## YOUR OBJECTIVE
Reproduce each line exactly.

** Start DATA FOR THE TASK **

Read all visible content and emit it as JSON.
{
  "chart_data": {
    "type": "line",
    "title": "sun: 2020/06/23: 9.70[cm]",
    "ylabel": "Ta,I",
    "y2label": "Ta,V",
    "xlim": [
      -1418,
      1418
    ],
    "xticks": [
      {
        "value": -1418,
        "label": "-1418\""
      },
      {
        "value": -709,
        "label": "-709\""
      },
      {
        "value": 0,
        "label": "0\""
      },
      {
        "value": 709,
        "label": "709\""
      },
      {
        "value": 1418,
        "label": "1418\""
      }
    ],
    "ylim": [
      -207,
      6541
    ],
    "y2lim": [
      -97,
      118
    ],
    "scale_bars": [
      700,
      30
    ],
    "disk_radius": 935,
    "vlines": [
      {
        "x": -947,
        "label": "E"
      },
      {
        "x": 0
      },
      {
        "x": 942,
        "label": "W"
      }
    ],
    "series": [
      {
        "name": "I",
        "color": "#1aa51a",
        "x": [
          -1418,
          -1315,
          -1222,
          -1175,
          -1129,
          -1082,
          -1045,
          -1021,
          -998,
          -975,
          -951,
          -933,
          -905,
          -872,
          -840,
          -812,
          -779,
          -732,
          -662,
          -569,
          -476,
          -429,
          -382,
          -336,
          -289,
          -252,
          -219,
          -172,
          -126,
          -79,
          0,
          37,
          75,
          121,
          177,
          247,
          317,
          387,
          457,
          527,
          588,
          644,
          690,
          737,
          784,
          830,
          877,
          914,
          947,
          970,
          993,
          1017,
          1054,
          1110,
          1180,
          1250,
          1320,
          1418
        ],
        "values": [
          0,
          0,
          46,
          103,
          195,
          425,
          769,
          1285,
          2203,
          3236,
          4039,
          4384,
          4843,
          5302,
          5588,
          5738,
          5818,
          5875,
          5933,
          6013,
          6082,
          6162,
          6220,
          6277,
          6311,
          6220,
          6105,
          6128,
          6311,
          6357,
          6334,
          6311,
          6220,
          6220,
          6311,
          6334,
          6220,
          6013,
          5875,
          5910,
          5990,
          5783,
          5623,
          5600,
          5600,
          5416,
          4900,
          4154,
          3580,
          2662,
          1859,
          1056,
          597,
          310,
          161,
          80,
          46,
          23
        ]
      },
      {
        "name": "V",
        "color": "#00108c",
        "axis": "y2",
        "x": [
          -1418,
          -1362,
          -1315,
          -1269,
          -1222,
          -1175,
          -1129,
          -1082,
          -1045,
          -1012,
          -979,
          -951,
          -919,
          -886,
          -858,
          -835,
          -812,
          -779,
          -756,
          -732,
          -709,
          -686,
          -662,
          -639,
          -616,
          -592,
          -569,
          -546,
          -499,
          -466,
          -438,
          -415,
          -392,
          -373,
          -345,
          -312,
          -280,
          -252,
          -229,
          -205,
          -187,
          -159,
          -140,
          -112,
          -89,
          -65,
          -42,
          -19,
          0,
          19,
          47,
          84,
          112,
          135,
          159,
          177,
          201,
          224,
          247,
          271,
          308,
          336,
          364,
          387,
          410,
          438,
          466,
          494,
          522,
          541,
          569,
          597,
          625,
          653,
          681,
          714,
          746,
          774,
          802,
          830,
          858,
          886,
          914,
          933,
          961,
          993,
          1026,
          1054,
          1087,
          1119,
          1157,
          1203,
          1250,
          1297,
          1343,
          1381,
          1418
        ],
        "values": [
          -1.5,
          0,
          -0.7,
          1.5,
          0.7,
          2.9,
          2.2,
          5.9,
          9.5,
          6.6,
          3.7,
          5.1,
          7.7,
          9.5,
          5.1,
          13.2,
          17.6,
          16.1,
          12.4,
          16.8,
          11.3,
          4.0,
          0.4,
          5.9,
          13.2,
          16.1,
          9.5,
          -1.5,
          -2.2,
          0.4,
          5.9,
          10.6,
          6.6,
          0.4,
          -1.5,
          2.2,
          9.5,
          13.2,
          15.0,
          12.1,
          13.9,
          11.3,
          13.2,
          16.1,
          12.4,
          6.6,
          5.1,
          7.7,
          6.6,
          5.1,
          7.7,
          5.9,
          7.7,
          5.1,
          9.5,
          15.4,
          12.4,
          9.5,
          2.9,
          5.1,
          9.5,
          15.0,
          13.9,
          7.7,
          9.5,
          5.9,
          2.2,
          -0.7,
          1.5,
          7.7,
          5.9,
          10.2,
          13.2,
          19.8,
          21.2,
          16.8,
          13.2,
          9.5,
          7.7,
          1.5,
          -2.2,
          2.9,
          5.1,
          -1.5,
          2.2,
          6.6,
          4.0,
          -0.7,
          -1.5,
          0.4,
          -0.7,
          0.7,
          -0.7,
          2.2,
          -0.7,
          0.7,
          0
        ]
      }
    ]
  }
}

** End DATA FOR THE TASK **

## EXPECTED ANSWER
Read all visible content and emit it as JSON.
{
  "chart_data": {
    "type": "line",
    "title": "sun: 2020/06/23: 9.70[cm]",
    "ylabel": "Ta,I",
    "y2label": "Ta,V",
    "xlim": [
      -1418,
      1418
    ],
    "xticks": [
      {
        "value": -1418,
        "label": "-1418\""
      },
      {
        "value": -709,
        "label": "-709\""
      },
      {
        "value": 0,
        "label": "0\""
      },
      {
        "value": 709,
        "label": "709\""
      },
      {
        "value": 1418,
        "label": "1418\""
      }
    ],
    "ylim": [
      -207,
      6541
    ],
    "y2lim": [
      -97,
      118
    ],
    "scale_bars": [
      700,
      30
    ],
    "disk_radius": 935,
    "vlines": [
      {
        "x": -947,
        "label": "E"
      },
      {
        "x": 0
      },
      {
        "x": 942,
        "label": "W"
      }
    ],
    "series": [
      {
        "name": "I",
        "color": "#1aa51a",
        "x": [
          -1418,
          -1315,
          -1222,
          -1175,
          -1129,
          -1082,
          -1045,
          -1021,
          -998,
          -975,
          -951,
          -933,
          -905,
          -872,
          -840,
          -812,
          -779,
          -732,
          -662,
          -569,
          -476,
          -429,
          -382,
          -336,
          -289,
          -252,
          -219,
          -172,
          -126,
          -79,
          0,
          37,
          75,
          121,
          177,
          247,
          317,
          387,
          457,
          527,
          588,
          644,
          690,
          737,
          784,
          830,
          877,
          914,
          947,
          970,
          993,
          1017,
          1054,
          1110,
          1180,
          1250,
          1320,
          1418
        ],
        "values": [
          0,
          0,
          46,
          103,
          195,
          425,
          769,
          1285,
          2203,
          3236,
          4039,
          4384,
          4843,
          5302,
          5588,
          5738,
          5818,
          5875,
          5933,
          6013,
          6082,
          6162,
          6220,
          6277,
          6311,
          6220,
          6105,
          6128,
          6311,
          6357,
          6334,
          6311,
          6220,
          6220,
          6311,
          6334,
          6220,
          6013,
          5875,
          5910,
          5990,
          5783,
          5623,
          5600,
          5600,
          5416,
          4900,
          4154,
          3580,
          2662,
          1859,
          1056,
          597,
          310,
          161,
          80,
          46,
          23
        ]
      },
      {
        "name": "V",
        "color": "#00108c",
        "axis": "y2",
        "x": [
          -1418,
          -1362,
          -1315,
          -1269,
          -1222,
          -1175,
          -1129,
          -1082,
          -1045,
          -1012,
          -979,
          -951,
          -919,
          -886,
          -858,
          -835,
          -812,
          -779,
          -756,
          -732,
          -709,
          -686,
          -662,
          -639,
          -616,
          -592,
          -569,
          -546,
          -499,
          -466,
          -438,
          -415,
          -392,
          -373,
          -345,
          -312,
          -280,
          -252,
          -229,
          -205,
          -187,
          -159,
          -140,
          -112,
          -89,
          -65,
          -42,
          -19,
          0,
          19,
          47,
          84,
          112,
          135,
          159,
          177,
          201,
          224,
          247,
          271,
          308,
          336,
          364,
          387,
          410,
          438,
          466,
          494,
          522,
          541,
          569,
          597,
          625,
          653,
          681,
          714,
          746,
          774,
          802,
          830,
          858,
          886,
          914,
          933,
          961,
          993,
          1026,
          1054,
          1087,
          1119,
          1157,
          1203,
          1250,
          1297,
          1343,
          1381,
          1418
        ],
        "values": [
          -1.5,
          0,
          -0.7,
          1.5,
          0.7,
          2.9,
          2.2,
          5.9,
          9.5,
          6.6,
          3.7,
          5.1,
          7.7,
          9.5,
          5.1,
          13.2,
          17.6,
          16.1,
          12.4,
          16.8,
          11.3,
          4.0,
          0.4,
          5.9,
          13.2,
          16.1,
          9.5,
          -1.5,
          -2.2,
          0.4,
          5.9,
          10.6,
          6.6,
          0.4,
          -1.5,
          2.2,
          9.5,
          13.2,
          15.0,
          12.1,
          13.9,
          11.3,
          13.2,
          16.1,
          12.4,
          6.6,
          5.1,
          7.7,
          6.6,
          5.1,
          7.7,
          5.9,
          7.7,
          5.1,
          9.5,
          15.4,
          12.4,
          9.5,
          2.9,
          5.1,
          9.5,
          15.0,
          13.9,
          7.7,
          9.5,
          5.9,
          2.2,
          -0.7,
          1.5,
          7.7,
          5.9,
          10.2,
          13.2,
          19.8,
          21.2,
          16.8,
          13.2,
          9.5,
          7.7,
          1.5,
          -2.2,
          2.9,
          5.1,
          -1.5,
          2.2,
          6.6,
          4.0,
          -0.7,
          -1.5,
          0.4,
          -0.7,
          0.7,
          -0.7,
          2.2,
          -0.7,
          0.7,
          0
        ]
      }
    ]
  }
}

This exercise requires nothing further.